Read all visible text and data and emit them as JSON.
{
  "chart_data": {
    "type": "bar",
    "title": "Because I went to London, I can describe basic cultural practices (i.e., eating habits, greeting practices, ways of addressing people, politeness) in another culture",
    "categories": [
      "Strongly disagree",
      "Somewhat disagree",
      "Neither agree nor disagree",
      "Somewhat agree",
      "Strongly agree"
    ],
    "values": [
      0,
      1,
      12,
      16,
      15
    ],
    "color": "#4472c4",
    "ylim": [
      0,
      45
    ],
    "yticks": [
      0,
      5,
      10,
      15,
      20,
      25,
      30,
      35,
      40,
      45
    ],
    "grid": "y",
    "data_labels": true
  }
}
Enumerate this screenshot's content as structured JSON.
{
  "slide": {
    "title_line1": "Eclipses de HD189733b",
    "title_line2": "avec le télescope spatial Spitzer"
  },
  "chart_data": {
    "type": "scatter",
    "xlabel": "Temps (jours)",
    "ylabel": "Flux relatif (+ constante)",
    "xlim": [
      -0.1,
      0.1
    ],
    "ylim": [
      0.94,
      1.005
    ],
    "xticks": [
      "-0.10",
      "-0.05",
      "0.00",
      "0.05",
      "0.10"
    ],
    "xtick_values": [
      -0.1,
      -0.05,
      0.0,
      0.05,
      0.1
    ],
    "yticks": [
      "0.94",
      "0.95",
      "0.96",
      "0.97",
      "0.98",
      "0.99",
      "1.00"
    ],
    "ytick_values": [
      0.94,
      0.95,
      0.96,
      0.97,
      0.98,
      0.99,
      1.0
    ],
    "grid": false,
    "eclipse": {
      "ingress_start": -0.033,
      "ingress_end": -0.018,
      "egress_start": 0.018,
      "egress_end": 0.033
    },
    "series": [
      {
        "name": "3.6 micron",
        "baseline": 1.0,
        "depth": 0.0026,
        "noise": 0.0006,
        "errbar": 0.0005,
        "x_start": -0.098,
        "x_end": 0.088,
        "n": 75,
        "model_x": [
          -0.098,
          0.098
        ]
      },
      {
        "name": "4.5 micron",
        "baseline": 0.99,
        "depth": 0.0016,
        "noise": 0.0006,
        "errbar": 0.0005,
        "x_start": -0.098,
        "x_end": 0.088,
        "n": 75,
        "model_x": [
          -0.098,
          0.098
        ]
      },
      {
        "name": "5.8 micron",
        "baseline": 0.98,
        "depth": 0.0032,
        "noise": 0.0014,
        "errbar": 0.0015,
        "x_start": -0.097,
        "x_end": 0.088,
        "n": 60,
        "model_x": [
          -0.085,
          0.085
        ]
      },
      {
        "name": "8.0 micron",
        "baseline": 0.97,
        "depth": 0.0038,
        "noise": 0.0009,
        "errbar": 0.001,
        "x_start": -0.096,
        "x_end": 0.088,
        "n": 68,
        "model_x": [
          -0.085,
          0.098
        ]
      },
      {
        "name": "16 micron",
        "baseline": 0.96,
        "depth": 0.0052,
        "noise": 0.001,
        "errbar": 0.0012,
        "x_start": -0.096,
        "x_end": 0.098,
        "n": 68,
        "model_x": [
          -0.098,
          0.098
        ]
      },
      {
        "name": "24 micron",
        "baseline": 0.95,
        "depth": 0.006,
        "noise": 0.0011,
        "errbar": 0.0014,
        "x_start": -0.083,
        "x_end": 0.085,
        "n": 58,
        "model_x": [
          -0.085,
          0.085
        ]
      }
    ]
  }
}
--
**Aim of the exercise:** Identify the lines of the data that contain the word "JSON". Copy each of them.

**Exercise result:**
Read all visible text and data and emit them as JSON.
Enumerate this screenshot's content as structured JSON.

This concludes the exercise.